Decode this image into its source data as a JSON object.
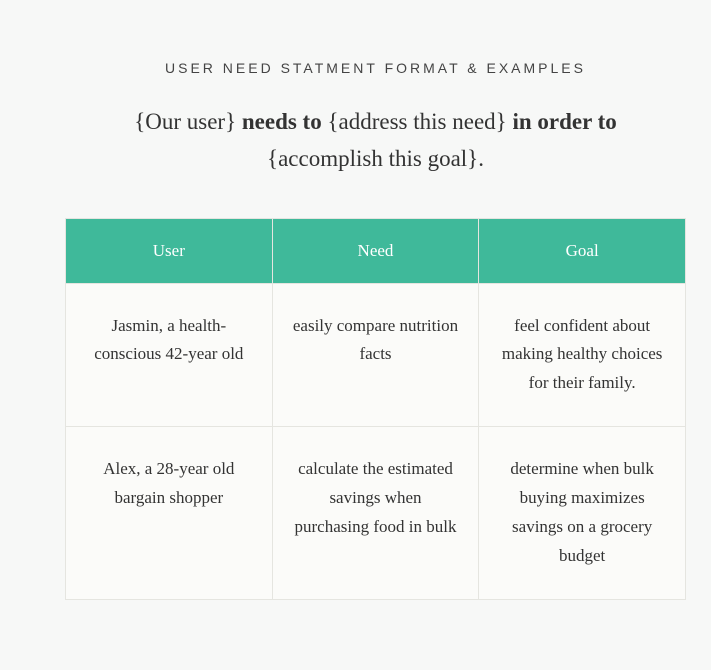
{
  "title": "USER NEED STATMENT FORMAT & EXAMPLES",
  "format": {
    "part1": "{Our user} ",
    "bold1": "needs to",
    "part2": " {address this need} ",
    "bold2": "in order to",
    "part3": " {accomplish this goal}."
  },
  "headers": {
    "user": "User",
    "need": "Need",
    "goal": "Goal"
  },
  "rows": [
    {
      "user": "Jasmin, a health-conscious 42-year old",
      "need": "easily compare nutrition facts",
      "goal": "feel confident about making healthy choices for their family."
    },
    {
      "user": "Alex, a 28-year old bargain shopper",
      "need": "calculate the estimated savings when purchasing food in bulk",
      "goal": "determine when bulk buying maximizes savings on a grocery budget"
    }
  ]
}
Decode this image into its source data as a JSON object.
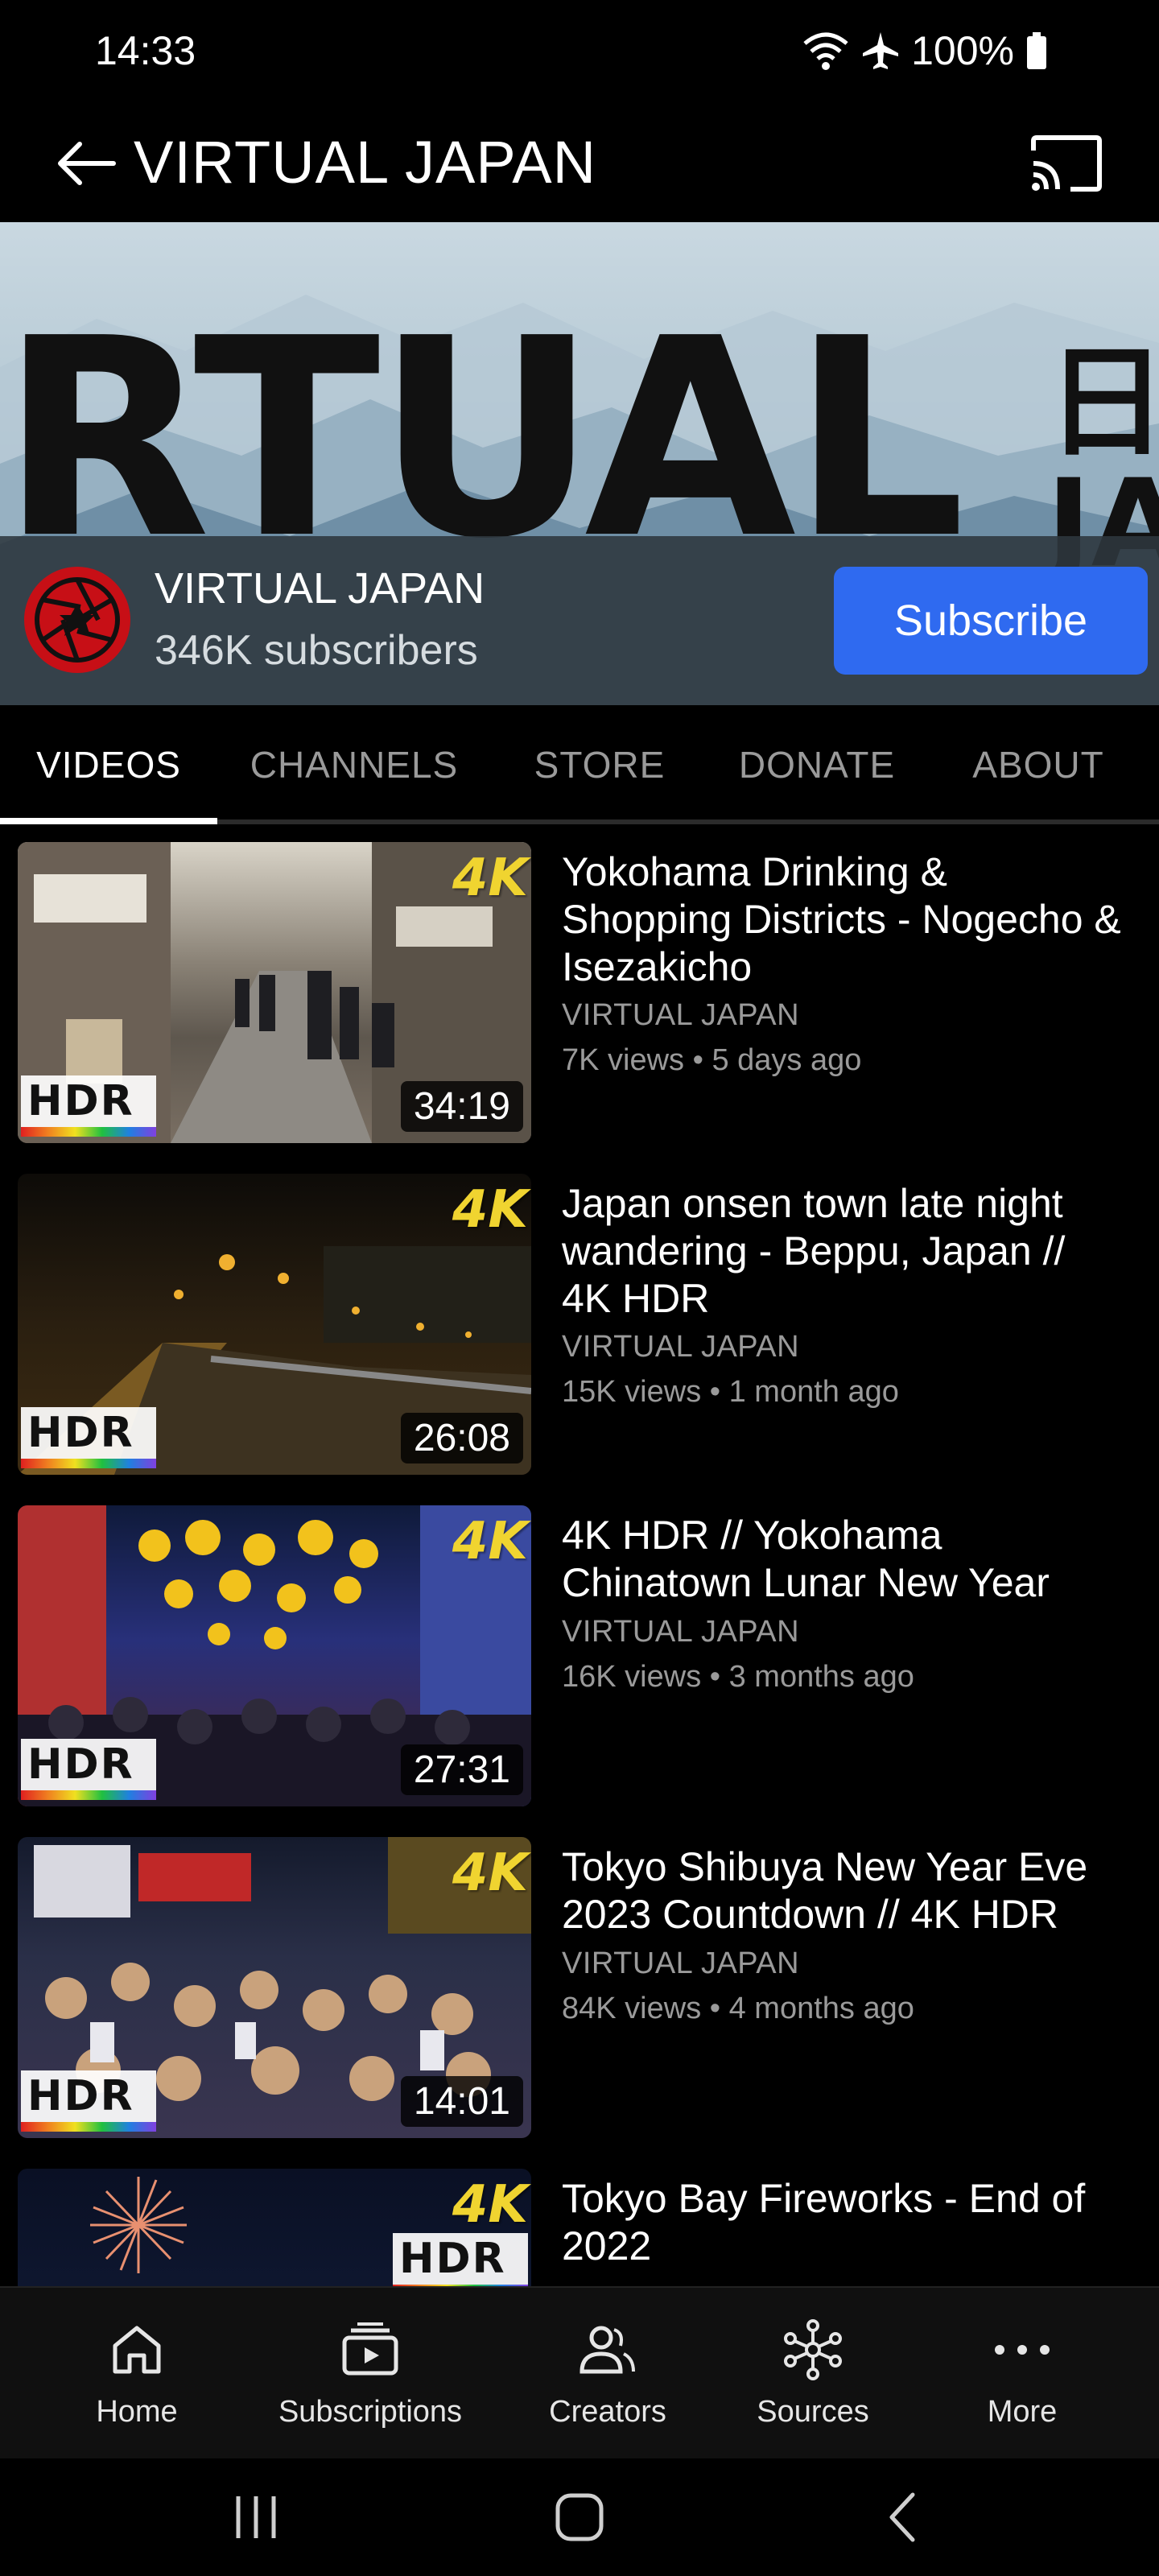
{
  "status": {
    "time": "14:33",
    "battery": "100%"
  },
  "app_bar": {
    "title": "VIRTUAL JAPAN"
  },
  "banner": {
    "big_text": "RTUAL",
    "side_text_top": "日本",
    "side_text_bottom": "JA"
  },
  "channel": {
    "name": "VIRTUAL JAPAN",
    "subscribers": "346K subscribers",
    "subscribe_label": "Subscribe"
  },
  "tabs": [
    {
      "label": "VIDEOS",
      "active": true
    },
    {
      "label": "CHANNELS",
      "active": false
    },
    {
      "label": "STORE",
      "active": false
    },
    {
      "label": "DONATE",
      "active": false
    },
    {
      "label": "ABOUT",
      "active": false
    }
  ],
  "videos": [
    {
      "title": "Yokohama Drinking & Shopping Districts - Nogecho & Isezakicho",
      "channel": "VIRTUAL JAPAN",
      "meta": "7K views • 5 days ago",
      "duration": "34:19",
      "badge": "4K",
      "hdr": "HDR"
    },
    {
      "title": "Japan onsen town late night wandering - Beppu, Japan // 4K HDR",
      "channel": "VIRTUAL JAPAN",
      "meta": "15K views • 1 month ago",
      "duration": "26:08",
      "badge": "4K",
      "hdr": "HDR"
    },
    {
      "title": "4K HDR // Yokohama Chinatown Lunar New Year",
      "channel": "VIRTUAL JAPAN",
      "meta": "16K views • 3 months ago",
      "duration": "27:31",
      "badge": "4K",
      "hdr": "HDR"
    },
    {
      "title": "Tokyo Shibuya New Year Eve 2023 Countdown // 4K HDR",
      "channel": "VIRTUAL JAPAN",
      "meta": "84K views • 4 months ago",
      "duration": "14:01",
      "badge": "4K",
      "hdr": "HDR"
    },
    {
      "title": "Tokyo Bay Fireworks - End of 2022",
      "channel": "",
      "meta": "",
      "duration": "",
      "badge": "4K",
      "hdr": "HDR"
    }
  ],
  "bottom_nav": [
    {
      "label": "Home",
      "icon": "home-icon"
    },
    {
      "label": "Subscriptions",
      "icon": "subscriptions-icon"
    },
    {
      "label": "Creators",
      "icon": "creators-icon"
    },
    {
      "label": "Sources",
      "icon": "sources-icon"
    },
    {
      "label": "More",
      "icon": "more-icon"
    }
  ],
  "colors": {
    "accent": "#2f6af0",
    "background": "#000000",
    "nav_background": "#101010"
  }
}
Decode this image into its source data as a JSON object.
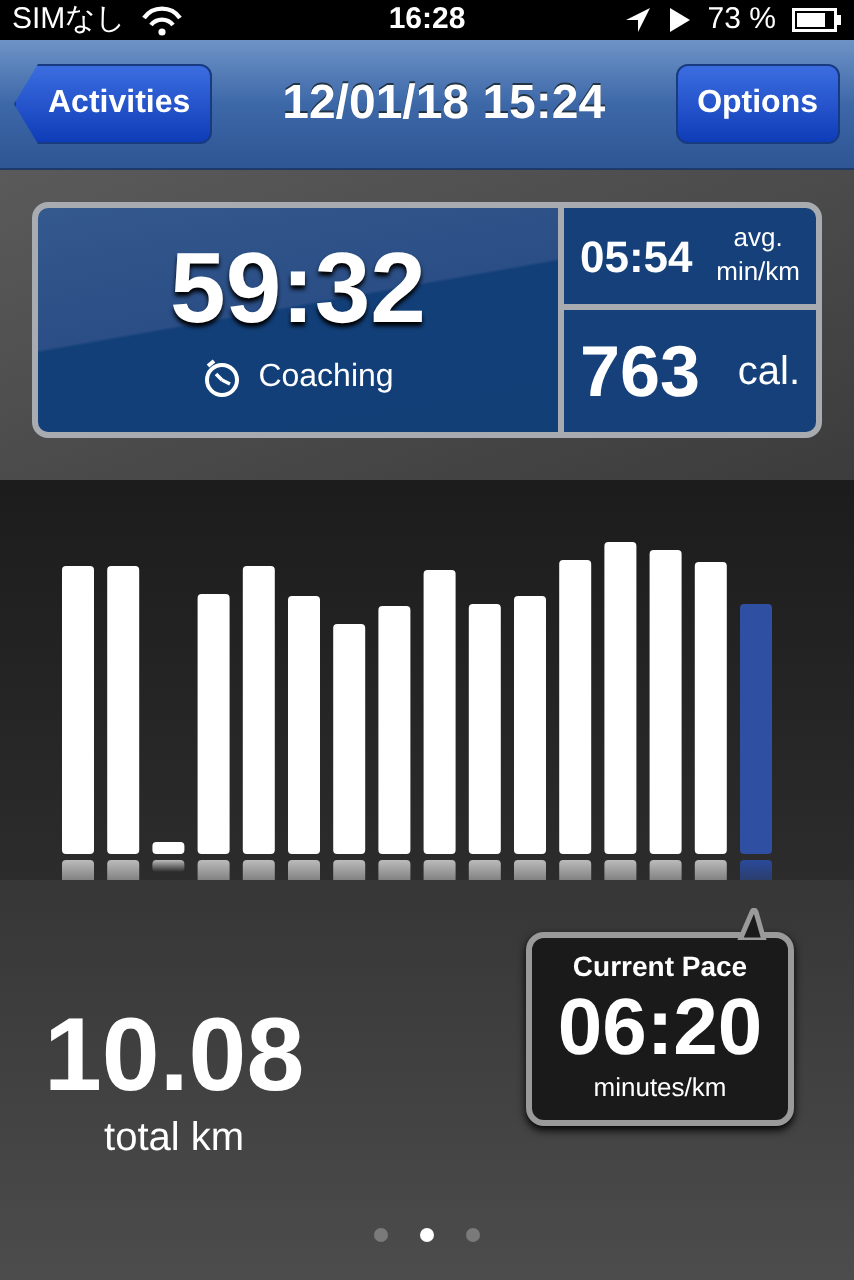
{
  "status_bar": {
    "carrier": "SIMなし",
    "time": "16:28",
    "battery": "73 %"
  },
  "nav_bar": {
    "back_button": "Activities",
    "title": "12/01/18 15:24",
    "right_button": "Options"
  },
  "summary": {
    "duration": "59:32",
    "coaching": "Coaching",
    "avg_pace": "05:54",
    "avg_pace_unit_1": "avg.",
    "avg_pace_unit_2": "min/km",
    "calories": "763",
    "calories_unit": "cal."
  },
  "distance": {
    "value": "10.08",
    "label": "total km"
  },
  "current_pace": {
    "title": "Current Pace",
    "value": "06:20",
    "unit": "minutes/km"
  },
  "page_dots": [
    {
      "selected": false
    },
    {
      "selected": true
    },
    {
      "selected": false
    }
  ]
}
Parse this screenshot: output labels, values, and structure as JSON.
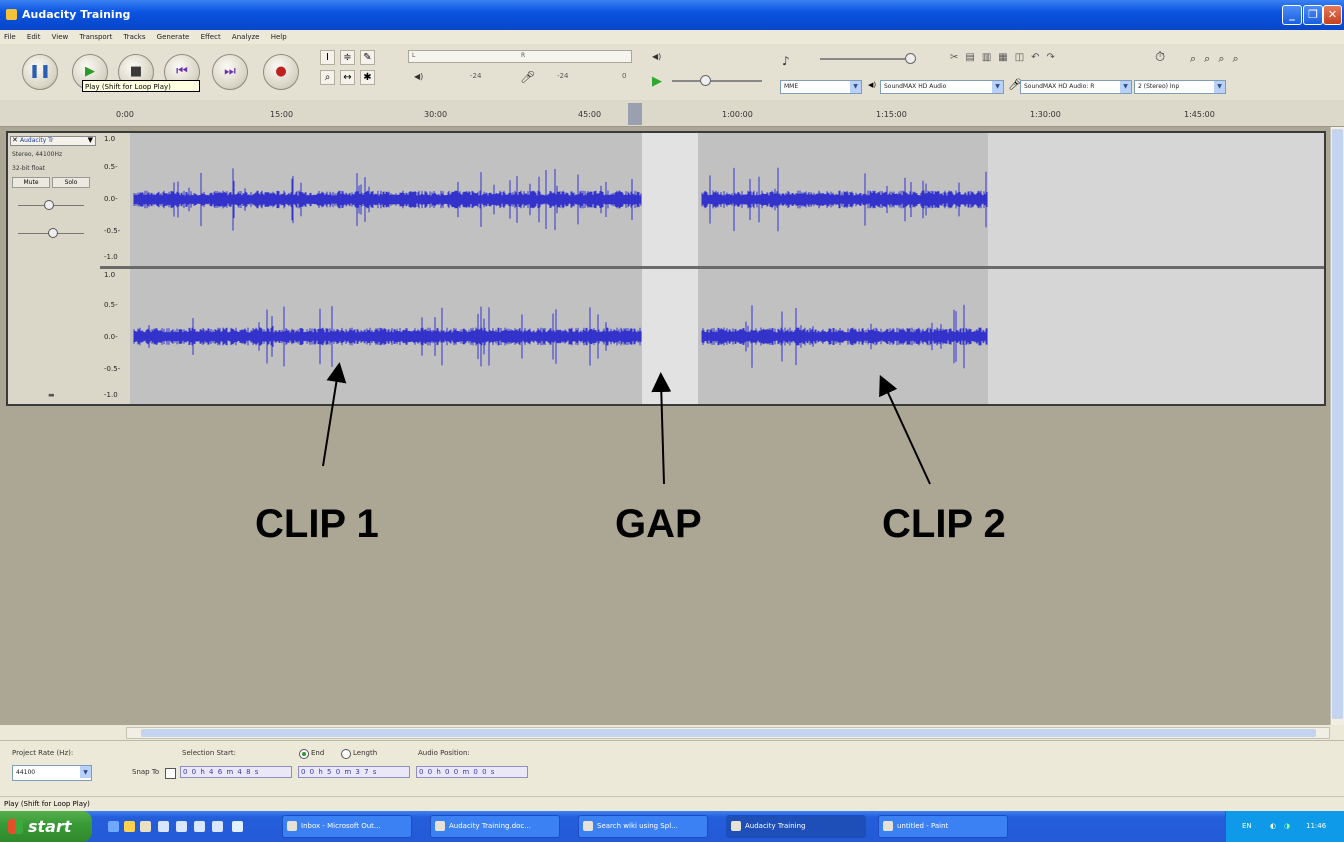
{
  "window": {
    "title": "Audacity Training"
  },
  "menu": [
    "File",
    "Edit",
    "View",
    "Transport",
    "Tracks",
    "Generate",
    "Effect",
    "Analyze",
    "Help"
  ],
  "transport": {
    "buttons": [
      {
        "name": "pause",
        "glyph": "❚❚",
        "color": "#2b5fb3"
      },
      {
        "name": "play",
        "glyph": "▶",
        "color": "#2a9a2a"
      },
      {
        "name": "stop",
        "glyph": "■",
        "color": "#3a3a3a"
      },
      {
        "name": "skip-start",
        "glyph": "⏮",
        "color": "#6b2fb0"
      },
      {
        "name": "skip-end",
        "glyph": "⏭",
        "color": "#6b2fb0"
      },
      {
        "name": "record",
        "glyph": "●",
        "color": "#c02020"
      }
    ],
    "tooltip": "Play (Shift for Loop Play)"
  },
  "meters": {
    "left_label": "L",
    "right_label": "R",
    "db1": "-24",
    "db2": "0"
  },
  "devices": {
    "host": "MME",
    "output": "SoundMAX HD Audio",
    "input": "SoundMAX HD Audio: R",
    "channels": "2 (Stereo) Inp"
  },
  "ruler": {
    "ticks": [
      "0:00",
      "15:00",
      "30:00",
      "45:00",
      "1:00:00",
      "1:15:00",
      "1:30:00",
      "1:45:00"
    ]
  },
  "track": {
    "name": "Audacity Tr",
    "info1": "Stereo, 44100Hz",
    "info2": "32-bit float",
    "mute": "Mute",
    "solo": "Solo",
    "scale": [
      "1.0",
      "0.5-",
      "0.0-",
      "-0.5-",
      "-1.0"
    ]
  },
  "annotations": {
    "clip1": "CLIP 1",
    "gap": "GAP",
    "clip2": "CLIP 2"
  },
  "selection_bar": {
    "project_rate_label": "Project Rate (Hz):",
    "project_rate": "44100",
    "snap_label": "Snap To",
    "selection_start_label": "Selection Start:",
    "end_label": "End",
    "length_label": "Length",
    "audio_position_label": "Audio Position:",
    "selection_start": "0 0 h 4 6 m 4 8 s",
    "selection_end": "0 0 h 5 0 m 3 7 s",
    "audio_position": "0 0 h 0 0 m 0 0 s"
  },
  "status": "Play (Shift for Loop Play)",
  "taskbar": {
    "start": "start",
    "tasks": [
      {
        "label": "Inbox - Microsoft Out...",
        "active": false
      },
      {
        "label": "Audacity Training.doc...",
        "active": false
      },
      {
        "label": "Search wiki using Spl...",
        "active": false
      },
      {
        "label": "Audacity Training",
        "active": true
      },
      {
        "label": "untitled - Paint",
        "active": false
      }
    ],
    "lang": "EN",
    "clock": "11:46"
  }
}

◆ TASK STATEMENT ◆
Write out all the entries exactly, except for the pictures.

◆ EXERCISE RESPONSE ◆
Decode this image into its source data as a JSON object.
{
  "title": "USER NEED STATMENT FORMAT & EXAMPLES",
  "format": {
    "part1": "{Our user} ",
    "bold1": "needs to",
    "part2": " {address this need} ",
    "bold2": "in order to",
    "part3": " {accomplish this goal}."
  },
  "headers": {
    "user": "User",
    "need": "Need",
    "goal": "Goal"
  },
  "rows": [
    {
      "user": "Jasmin, a health-conscious 42-year old",
      "need": "easily compare nutrition facts",
      "goal": "feel confident about making healthy choices for their family."
    },
    {
      "user": "Alex, a 28-year old bargain shopper",
      "need": "calculate the estimated savings when purchasing food in bulk",
      "goal": "determine when bulk buying maximizes savings on a grocery budget"
    }
  ]
}
Decode this image into its source data as a JSON object.
{
  "status": {
    "time": "14:33",
    "battery": "100%"
  },
  "app_bar": {
    "title": "VIRTUAL JAPAN"
  },
  "banner": {
    "big_text": "RTUAL",
    "side_text_top": "日本",
    "side_text_bottom": "JA"
  },
  "channel": {
    "name": "VIRTUAL JAPAN",
    "subscribers": "346K subscribers",
    "subscribe_label": "Subscribe"
  },
  "tabs": [
    {
      "label": "VIDEOS",
      "active": true
    },
    {
      "label": "CHANNELS",
      "active": false
    },
    {
      "label": "STORE",
      "active": false
    },
    {
      "label": "DONATE",
      "active": false
    },
    {
      "label": "ABOUT",
      "active": false
    }
  ],
  "videos": [
    {
      "title": "Yokohama Drinking & Shopping Districts - Nogecho & Isezakicho",
      "channel": "VIRTUAL JAPAN",
      "meta": "7K views • 5 days ago",
      "duration": "34:19",
      "badge": "4K",
      "hdr": "HDR"
    },
    {
      "title": "Japan onsen town late night wandering - Beppu, Japan // 4K HDR",
      "channel": "VIRTUAL JAPAN",
      "meta": "15K views • 1 month ago",
      "duration": "26:08",
      "badge": "4K",
      "hdr": "HDR"
    },
    {
      "title": "4K HDR // Yokohama Chinatown Lunar New Year",
      "channel": "VIRTUAL JAPAN",
      "meta": "16K views • 3 months ago",
      "duration": "27:31",
      "badge": "4K",
      "hdr": "HDR"
    },
    {
      "title": "Tokyo Shibuya New Year Eve 2023 Countdown // 4K HDR",
      "channel": "VIRTUAL JAPAN",
      "meta": "84K views • 4 months ago",
      "duration": "14:01",
      "badge": "4K",
      "hdr": "HDR"
    },
    {
      "title": "Tokyo Bay Fireworks - End of 2022",
      "channel": "",
      "meta": "",
      "duration": "",
      "badge": "4K",
      "hdr": "HDR"
    }
  ],
  "bottom_nav": [
    {
      "label": "Home",
      "icon": "home-icon"
    },
    {
      "label": "Subscriptions",
      "icon": "subscriptions-icon"
    },
    {
      "label": "Creators",
      "icon": "creators-icon"
    },
    {
      "label": "Sources",
      "icon": "sources-icon"
    },
    {
      "label": "More",
      "icon": "more-icon"
    }
  ],
  "colors": {
    "accent": "#2f6af0",
    "background": "#000000",
    "nav_background": "#101010"
  }
}
Decode this image into its source data as a JSON object.
{
  "status_bar": {
    "carrier": "SIMなし",
    "time": "16:28",
    "battery": "73 %"
  },
  "nav_bar": {
    "back_button": "Activities",
    "title": "12/01/18 15:24",
    "right_button": "Options"
  },
  "summary": {
    "duration": "59:32",
    "coaching": "Coaching",
    "avg_pace": "05:54",
    "avg_pace_unit_1": "avg.",
    "avg_pace_unit_2": "min/km",
    "calories": "763",
    "calories_unit": "cal."
  },
  "distance": {
    "value": "10.08",
    "label": "total km"
  },
  "current_pace": {
    "title": "Current Pace",
    "value": "06:20",
    "unit": "minutes/km"
  },
  "page_dots": [
    {
      "selected": false
    },
    {
      "selected": true
    },
    {
      "selected": false
    }
  ]
}
Parse this screenshot: output labels, values, and structure as JSON.
{
  "window": {
    "title": "Audacity Training"
  },
  "menu": [
    "File",
    "Edit",
    "View",
    "Transport",
    "Tracks",
    "Generate",
    "Effect",
    "Analyze",
    "Help"
  ],
  "transport": {
    "buttons": [
      {
        "name": "pause",
        "glyph": "❚❚",
        "color": "#2b5fb3"
      },
      {
        "name": "play",
        "glyph": "▶",
        "color": "#2a9a2a"
      },
      {
        "name": "stop",
        "glyph": "■",
        "color": "#3a3a3a"
      },
      {
        "name": "skip-start",
        "glyph": "⏮",
        "color": "#6b2fb0"
      },
      {
        "name": "skip-end",
        "glyph": "⏭",
        "color": "#6b2fb0"
      },
      {
        "name": "record",
        "glyph": "●",
        "color": "#c02020"
      }
    ],
    "tooltip": "Play (Shift for Loop Play)"
  },
  "meters": {
    "left_label": "L",
    "right_label": "R",
    "db1": "-24",
    "db2": "0"
  },
  "devices": {
    "host": "MME",
    "output": "SoundMAX HD Audio",
    "input": "SoundMAX HD Audio: R",
    "channels": "2 (Stereo) Inp"
  },
  "ruler": {
    "ticks": [
      "0:00",
      "15:00",
      "30:00",
      "45:00",
      "1:00:00",
      "1:15:00",
      "1:30:00",
      "1:45:00"
    ]
  },
  "track": {
    "name": "Audacity Tr",
    "info1": "Stereo, 44100Hz",
    "info2": "32-bit float",
    "mute": "Mute",
    "solo": "Solo",
    "scale": [
      "1.0",
      "0.5-",
      "0.0-",
      "-0.5-",
      "-1.0"
    ]
  },
  "annotations": {
    "clip1": "CLIP 1",
    "gap": "GAP",
    "clip2": "CLIP 2"
  },
  "selection_bar": {
    "project_rate_label": "Project Rate (Hz):",
    "project_rate": "44100",
    "snap_label": "Snap To",
    "selection_start_label": "Selection Start:",
    "end_label": "End",
    "length_label": "Length",
    "audio_position_label": "Audio Position:",
    "selection_start": "0 0 h 4 6 m 4 8 s",
    "selection_end": "0 0 h 5 0 m 3 7 s",
    "audio_position": "0 0 h 0 0 m 0 0 s"
  },
  "status": "Play (Shift for Loop Play)",
  "taskbar": {
    "start": "start",
    "tasks": [
      {
        "label": "Inbox - Microsoft Out...",
        "active": false
      },
      {
        "label": "Audacity Training.doc...",
        "active": false
      },
      {
        "label": "Search wiki using Spl...",
        "active": false
      },
      {
        "label": "Audacity Training",
        "active": true
      },
      {
        "label": "untitled - Paint",
        "active": false
      }
    ],
    "lang": "EN",
    "clock": "11:46"
  }
}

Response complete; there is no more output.